## Task brief
Quote the entries word for word. Omit the pictures.

## Dataset content
════════════════════

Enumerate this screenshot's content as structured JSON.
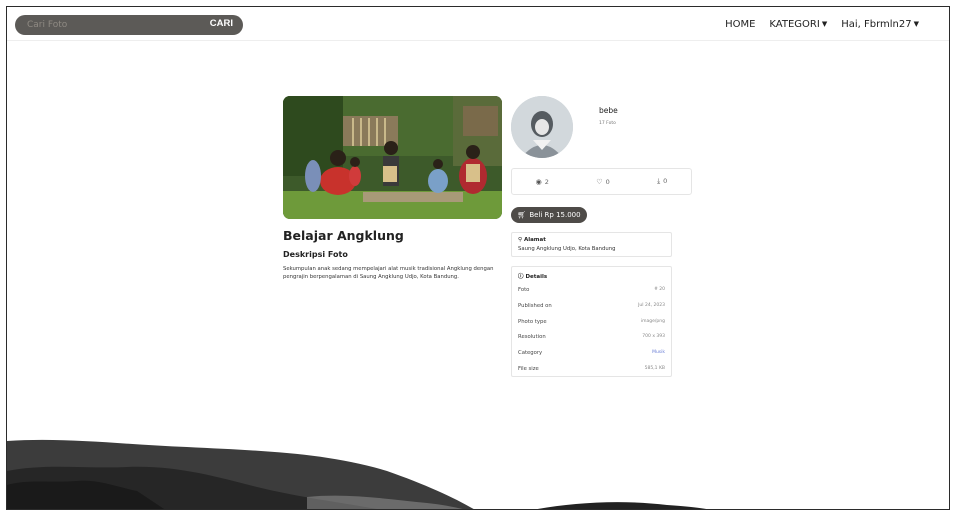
{
  "nav": {
    "search_placeholder": "Cari Foto",
    "search_button": "CARI",
    "links": [
      "HOME",
      "KATEGORI",
      "Hai, Fbrmln27"
    ]
  },
  "photo": {
    "title": "Belajar Angklung",
    "desc_heading": "Deskripsi Foto",
    "description": "Sekumpulan anak sedang mempelajari alat musik tradisional Angklung dengan pengrajin berpengalaman di Saung Angklung Udjo, Kota Bandung."
  },
  "profile": {
    "name": "bebe",
    "count": "17 Foto"
  },
  "stats": {
    "views": "2",
    "likes": "0",
    "downloads": "0"
  },
  "buy_label": "Beli Rp 15.000",
  "address": {
    "heading": "Alamat",
    "value": "Saung Angklung Udjo, Kota Bandung"
  },
  "details": {
    "heading": "Details",
    "rows": [
      {
        "k": "Foto",
        "v": "# 20"
      },
      {
        "k": "Published on",
        "v": "Jul 24, 2023"
      },
      {
        "k": "Photo type",
        "v": "image/png"
      },
      {
        "k": "Resolution",
        "v": "700 x 393"
      },
      {
        "k": "Category",
        "v": "Musik"
      },
      {
        "k": "File size",
        "v": "585,1 KB"
      }
    ]
  },
  "colors": {
    "search_bg": "#5c5a57",
    "buy_bg": "#4e4b48",
    "link": "#6b7fd6",
    "hill_dark": "#1f1f1f"
  }
}
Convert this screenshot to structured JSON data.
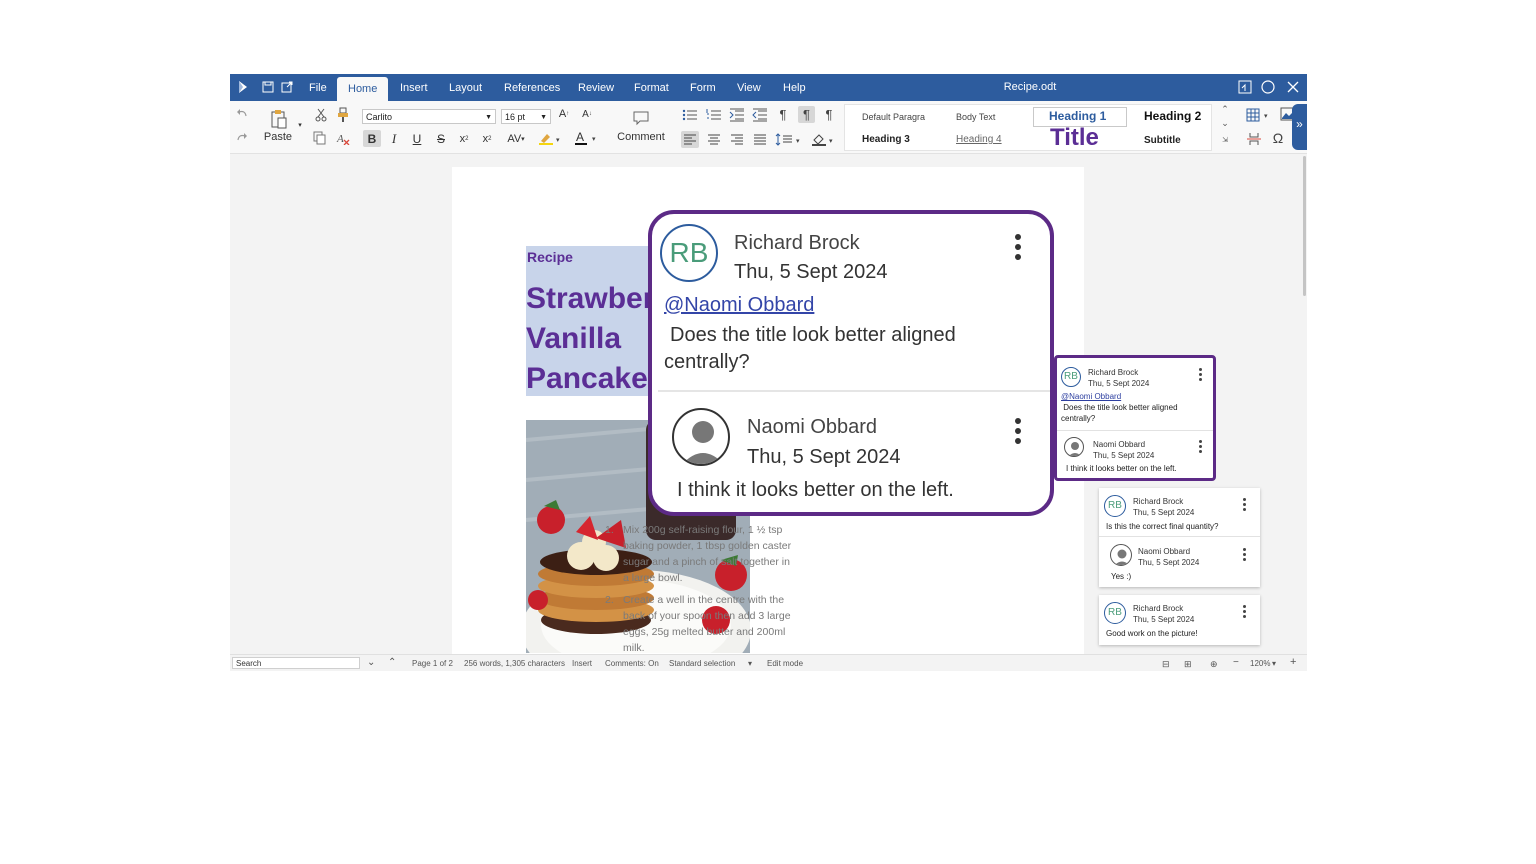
{
  "app": {
    "doc_title": "Recipe.odt",
    "menu": [
      "File",
      "Home",
      "Insert",
      "Layout",
      "References",
      "Review",
      "Format",
      "Form",
      "View",
      "Help"
    ],
    "active_menu": "Home",
    "accent": "#2d5c9e"
  },
  "ribbon": {
    "paste_label": "Paste",
    "comment_label": "Comment",
    "font_name": "Carlito",
    "font_size": "16 pt",
    "styles": {
      "default_para": "Default Paragra",
      "body_text": "Body Text",
      "heading1": "Heading 1",
      "heading2": "Heading 2",
      "heading3": "Heading 3",
      "heading4": "Heading 4",
      "title": "Title",
      "subtitle": "Subtitle"
    }
  },
  "document": {
    "recipe_label": "Recipe",
    "title_lines": [
      "Strawber",
      "Vanilla",
      "Pancakes"
    ],
    "steps": [
      {
        "num": "1.",
        "text": "Mix 200g self-raising flour, 1 ½ tsp baking powder, 1 tbsp golden caster sugar and a pinch of salt together in a large bowl."
      },
      {
        "num": "2.",
        "text": "Create a well in the centre with the back of your spoon then add 3 large eggs, 25g melted butter and 200ml milk."
      }
    ],
    "title_color": "#5b2e95"
  },
  "comments": {
    "highlight_color": "#5c2a86",
    "big": {
      "author1_initials": "RB",
      "author1": "Richard Brock",
      "date1": "Thu, 5 Sept 2024",
      "mention": "@Naomi Obbard",
      "text1": "Does the title look better aligned centrally?",
      "author2": "Naomi Obbard",
      "date2": "Thu, 5 Sept 2024",
      "text2": "I think it looks better on the left."
    },
    "mid": {
      "initials": "RB",
      "author1": "Richard Brock",
      "date1": "Thu, 5 Sept 2024",
      "mention": "@Naomi Obbard",
      "text1a": " Does the title look better aligned",
      "text1b": "centrally?",
      "author2": "Naomi Obbard",
      "date2": "Thu, 5 Sept 2024",
      "text2": "I think it looks better on the left."
    },
    "card2": {
      "initials": "RB",
      "author1": "Richard Brock",
      "date1": "Thu, 5 Sept 2024",
      "text1": "Is this the correct final quantity?",
      "author2": "Naomi Obbard",
      "date2": "Thu, 5 Sept 2024",
      "text2": "Yes :)"
    },
    "card3": {
      "initials": "RB",
      "author": "Richard Brock",
      "date": "Thu, 5 Sept 2024",
      "text": "Good work on the picture!"
    }
  },
  "status": {
    "search_placeholder": "Search",
    "page": "Page 1 of 2",
    "words": "256 words, 1,305 characters",
    "mode": "Insert",
    "comments": "Comments: On",
    "selection": "Standard selection",
    "edit": "Edit mode",
    "zoom": "120%"
  }
}
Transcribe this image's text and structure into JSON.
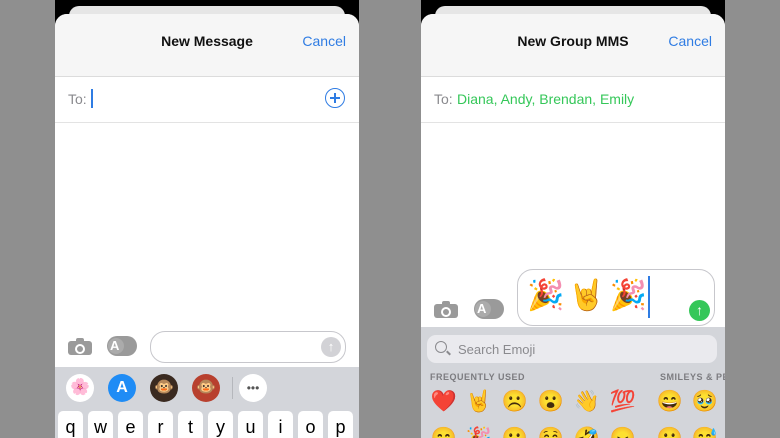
{
  "left": {
    "title": "New Message",
    "cancel": "Cancel",
    "to_label": "To:",
    "send_glyph": "↑",
    "app_strip": {
      "photos": "🌸",
      "app_store": "A",
      "memoji_1": "🐵",
      "memoji_2": "🐵",
      "more": "•••"
    },
    "keyboard_row": [
      "q",
      "w",
      "e",
      "r",
      "t",
      "y",
      "u",
      "i",
      "o",
      "p"
    ]
  },
  "right": {
    "title": "New Group MMS",
    "cancel": "Cancel",
    "to_label": "To:",
    "recipients": "Diana, Andy, Brendan, Emily",
    "message": "🎉🤘🎉",
    "send_glyph": "↑",
    "emoji_search_placeholder": "Search Emoji",
    "categories": {
      "frequently_used": "FREQUENTLY USED",
      "smileys": "SMILEYS & PE"
    },
    "emoji_rows": [
      [
        "❤️",
        "🤘",
        "☹️",
        "😮",
        "👋",
        "💯",
        "😄",
        "🥹"
      ],
      [
        "😄",
        "🎉",
        "😕",
        "😚",
        "🤣",
        "😠",
        "😀",
        "😅"
      ]
    ]
  },
  "colors": {
    "accent_blue": "#2f7ce3",
    "recipient_green": "#35c759"
  },
  "icons": [
    "camera-icon",
    "app-store-icon",
    "plus-circle-icon",
    "send-arrow-icon",
    "search-icon",
    "photos-icon"
  ]
}
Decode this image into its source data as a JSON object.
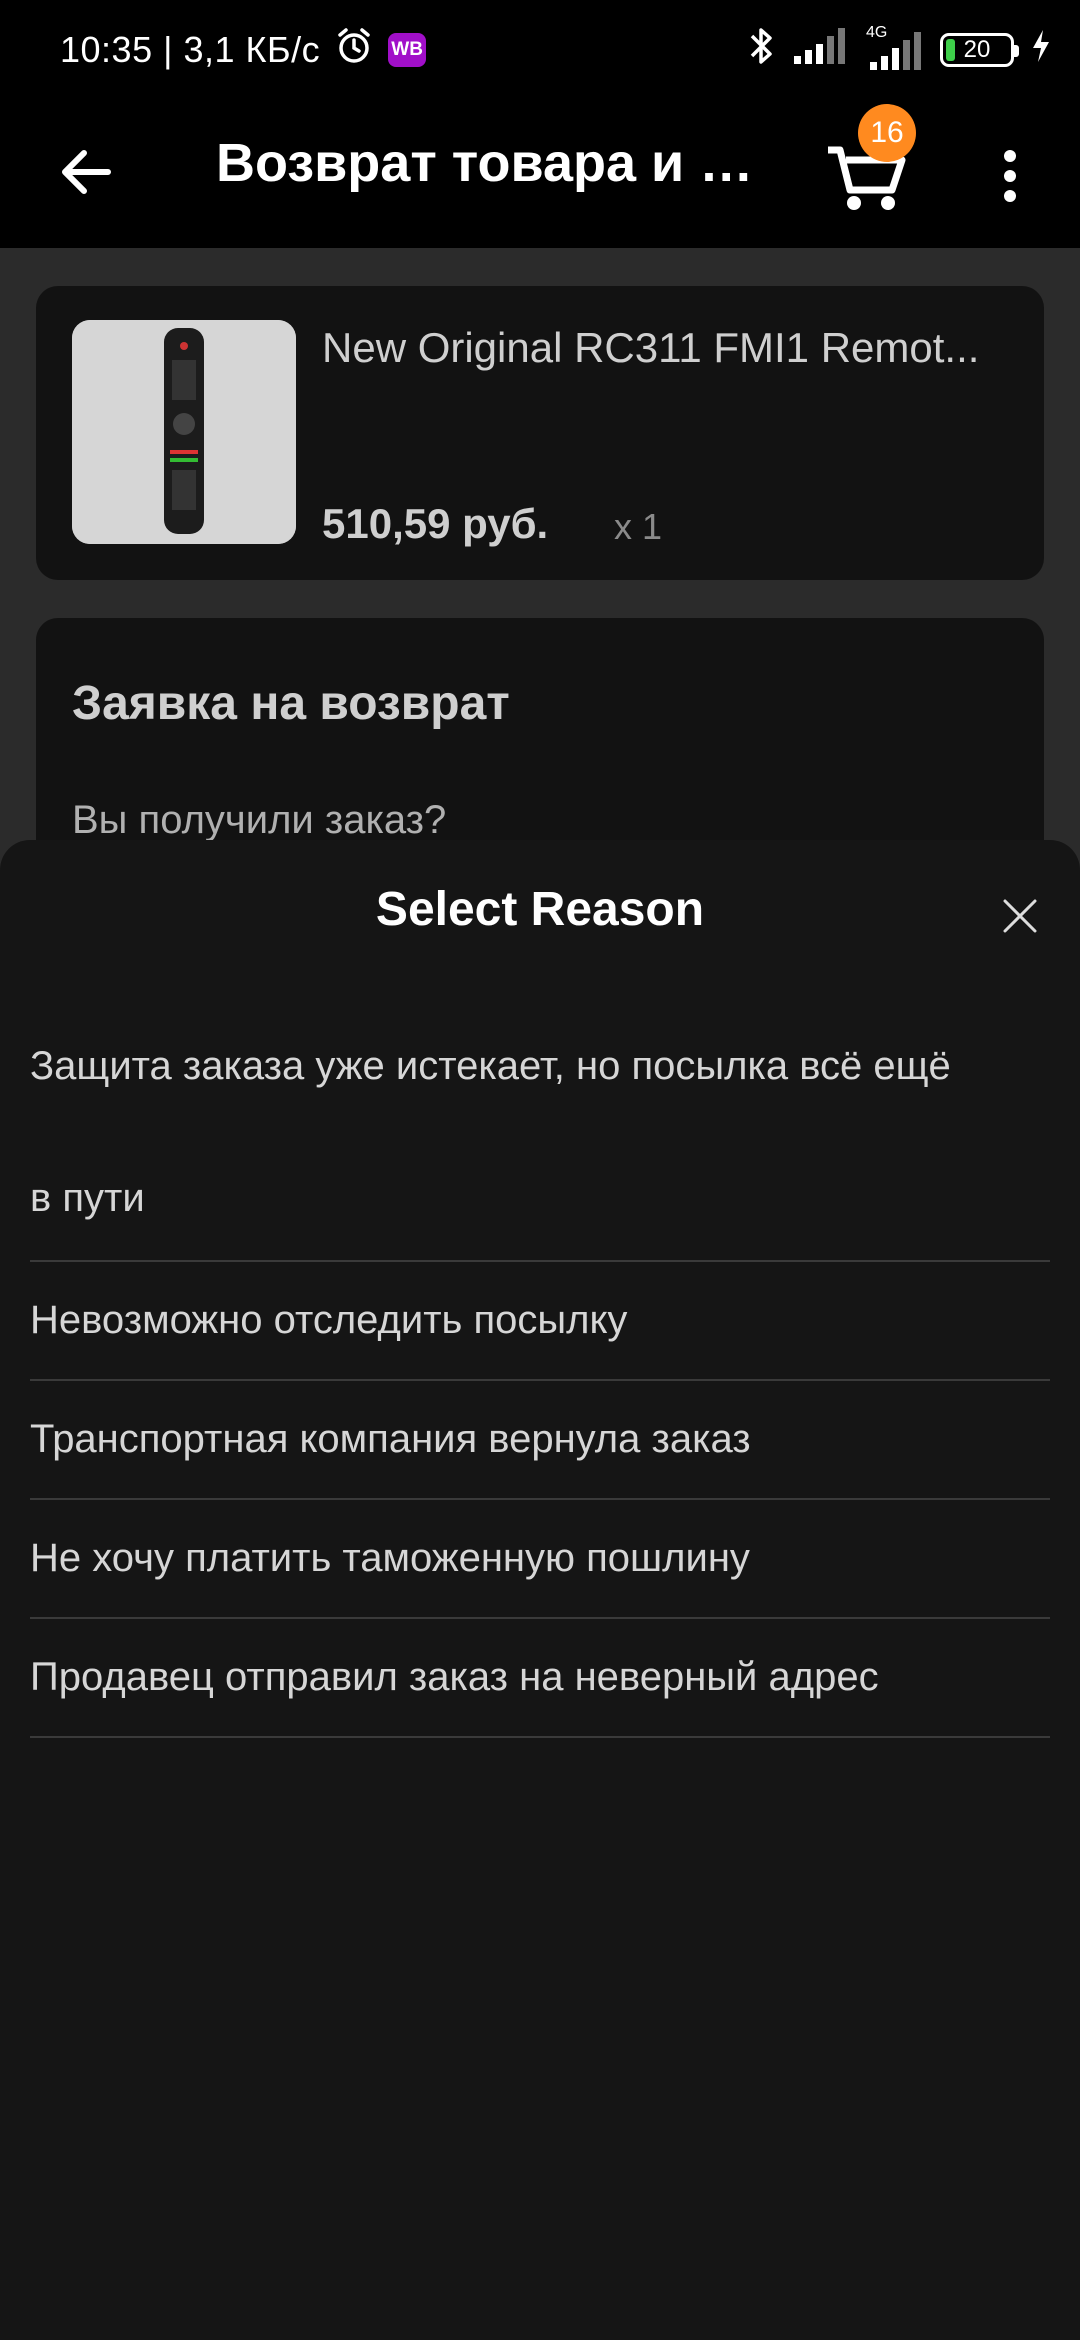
{
  "status_bar": {
    "time": "10:35 | 3,1 КБ/с",
    "wb_label": "WB",
    "network": "4G",
    "battery": "20"
  },
  "app_bar": {
    "title": "Возврат товара и д...",
    "cart_count": "16"
  },
  "product": {
    "name": "New Original RC311 FMI1 Remot...",
    "price": "510,59 руб.",
    "quantity": "x 1"
  },
  "return_request": {
    "title": "Заявка на возврат",
    "question": "Вы получили заказ?"
  },
  "sheet": {
    "title": "Select Reason",
    "reasons": [
      {
        "line1": "Защита заказа уже истекает, но посылка всё ещё",
        "line2": "в пути"
      },
      {
        "label": "Невозможно отследить посылку"
      },
      {
        "label": "Транспортная компания вернула заказ"
      },
      {
        "label": "Не хочу платить таможенную пошлину"
      },
      {
        "label": "Продавец отправил заказ на неверный адрес"
      }
    ]
  },
  "colors": {
    "cart_badge": "#ff8a1f",
    "wb_badge": "#a10fc9",
    "battery_fill": "#3ecf4a",
    "sheet_bg": "#151515",
    "divider": "#3a3a3a"
  }
}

════════════════════

## Solution below
Enumerate this screenshot's content as structured JSON.
{
  "nav": {
    "search_placeholder": "Cari Foto",
    "search_button": "CARI",
    "links": [
      "HOME",
      "KATEGORI",
      "Hai, Fbrmln27"
    ]
  },
  "photo": {
    "title": "Belajar Angklung",
    "desc_heading": "Deskripsi Foto",
    "description": "Sekumpulan anak sedang mempelajari alat musik tradisional Angklung dengan pengrajin berpengalaman di Saung Angklung Udjo, Kota Bandung."
  },
  "profile": {
    "name": "bebe",
    "count": "17 Foto"
  },
  "stats": {
    "views": "2",
    "likes": "0",
    "downloads": "0"
  },
  "buy_label": "Beli Rp 15.000",
  "address": {
    "heading": "Alamat",
    "value": "Saung Angklung Udjo, Kota Bandung"
  },
  "details": {
    "heading": "Details",
    "rows": [
      {
        "k": "Foto",
        "v": "# 20"
      },
      {
        "k": "Published on",
        "v": "Jul 24, 2023"
      },
      {
        "k": "Photo type",
        "v": "image/png"
      },
      {
        "k": "Resolution",
        "v": "700 x 393"
      },
      {
        "k": "Category",
        "v": "Musik"
      },
      {
        "k": "File size",
        "v": "585,1 KB"
      }
    ]
  },
  "colors": {
    "search_bg": "#5c5a57",
    "buy_bg": "#4e4b48",
    "link": "#6b7fd6",
    "hill_dark": "#1f1f1f"
  }
}
Convert this screenshot to structured JSON data.
{
  "app": {
    "doc_title": "Recipe.odt",
    "menu": [
      "File",
      "Home",
      "Insert",
      "Layout",
      "References",
      "Review",
      "Format",
      "Form",
      "View",
      "Help"
    ],
    "active_menu": "Home",
    "accent": "#2d5c9e"
  },
  "ribbon": {
    "paste_label": "Paste",
    "comment_label": "Comment",
    "font_name": "Carlito",
    "font_size": "16 pt",
    "styles": {
      "default_para": "Default Paragra",
      "body_text": "Body Text",
      "heading1": "Heading 1",
      "heading2": "Heading 2",
      "heading3": "Heading 3",
      "heading4": "Heading 4",
      "title": "Title",
      "subtitle": "Subtitle"
    }
  },
  "document": {
    "recipe_label": "Recipe",
    "title_lines": [
      "Strawber",
      "Vanilla",
      "Pancakes"
    ],
    "steps": [
      {
        "num": "1.",
        "text": "Mix 200g self-raising flour, 1 ½ tsp baking powder, 1 tbsp golden caster sugar and a pinch of salt together in a large bowl."
      },
      {
        "num": "2.",
        "text": "Create a well in the centre with the back of your spoon then add 3 large eggs, 25g melted butter and 200ml milk."
      }
    ],
    "title_color": "#5b2e95"
  },
  "comments": {
    "highlight_color": "#5c2a86",
    "big": {
      "author1_initials": "RB",
      "author1": "Richard Brock",
      "date1": "Thu, 5 Sept 2024",
      "mention": "@Naomi Obbard",
      "text1": "Does the title look better aligned centrally?",
      "author2": "Naomi Obbard",
      "date2": "Thu, 5 Sept 2024",
      "text2": "I think it looks better on the left."
    },
    "mid": {
      "initials": "RB",
      "author1": "Richard Brock",
      "date1": "Thu, 5 Sept 2024",
      "mention": "@Naomi Obbard",
      "text1a": " Does the title look better aligned",
      "text1b": "centrally?",
      "author2": "Naomi Obbard",
      "date2": "Thu, 5 Sept 2024",
      "text2": "I think it looks better on the left."
    },
    "card2": {
      "initials": "RB",
      "author1": "Richard Brock",
      "date1": "Thu, 5 Sept 2024",
      "text1": "Is this the correct final quantity?",
      "author2": "Naomi Obbard",
      "date2": "Thu, 5 Sept 2024",
      "text2": "Yes :)"
    },
    "card3": {
      "initials": "RB",
      "author": "Richard Brock",
      "date": "Thu, 5 Sept 2024",
      "text": "Good work on the picture!"
    }
  },
  "status": {
    "search_placeholder": "Search",
    "page": "Page 1 of 2",
    "words": "256 words, 1,305 characters",
    "mode": "Insert",
    "comments": "Comments: On",
    "selection": "Standard selection",
    "edit": "Edit mode",
    "zoom": "120%"
  }
}
Transcribe this image's text and structure into JSON.
{
  "left": {
    "title": "New Message",
    "cancel": "Cancel",
    "to_label": "To:",
    "send_glyph": "↑",
    "app_strip": {
      "photos": "🌸",
      "app_store": "A",
      "memoji_1": "🐵",
      "memoji_2": "🐵",
      "more": "•••"
    },
    "keyboard_row": [
      "q",
      "w",
      "e",
      "r",
      "t",
      "y",
      "u",
      "i",
      "o",
      "p"
    ]
  },
  "right": {
    "title": "New Group MMS",
    "cancel": "Cancel",
    "to_label": "To:",
    "recipients": "Diana, Andy, Brendan, Emily",
    "message": "🎉🤘🎉",
    "send_glyph": "↑",
    "emoji_search_placeholder": "Search Emoji",
    "categories": {
      "frequently_used": "FREQUENTLY USED",
      "smileys": "SMILEYS & PE"
    },
    "emoji_rows": [
      [
        "❤️",
        "🤘",
        "☹️",
        "😮",
        "👋",
        "💯",
        "😄",
        "🥹"
      ],
      [
        "😄",
        "🎉",
        "😕",
        "😚",
        "🤣",
        "😠",
        "😀",
        "😅"
      ]
    ]
  },
  "colors": {
    "accent_blue": "#2f7ce3",
    "recipient_green": "#35c759"
  },
  "icons": [
    "camera-icon",
    "app-store-icon",
    "plus-circle-icon",
    "send-arrow-icon",
    "search-icon",
    "photos-icon"
  ]
}
Decode this image into its source data as a JSON object.
{
  "status_bar": {
    "time": "10:35 | 3,1 КБ/с",
    "wb_label": "WB",
    "network": "4G",
    "battery": "20"
  },
  "app_bar": {
    "title": "Возврат товара и д...",
    "cart_count": "16"
  },
  "product": {
    "name": "New Original RC311 FMI1 Remot...",
    "price": "510,59 руб.",
    "quantity": "x 1"
  },
  "return_request": {
    "title": "Заявка на возврат",
    "question": "Вы получили заказ?"
  },
  "sheet": {
    "title": "Select Reason",
    "reasons": [
      {
        "line1": "Защита заказа уже истекает, но посылка всё ещё",
        "line2": "в пути"
      },
      {
        "label": "Невозможно отследить посылку"
      },
      {
        "label": "Транспортная компания вернула заказ"
      },
      {
        "label": "Не хочу платить таможенную пошлину"
      },
      {
        "label": "Продавец отправил заказ на неверный адрес"
      }
    ]
  },
  "colors": {
    "cart_badge": "#ff8a1f",
    "wb_badge": "#a10fc9",
    "battery_fill": "#3ecf4a",
    "sheet_bg": "#151515",
    "divider": "#3a3a3a"
  }
}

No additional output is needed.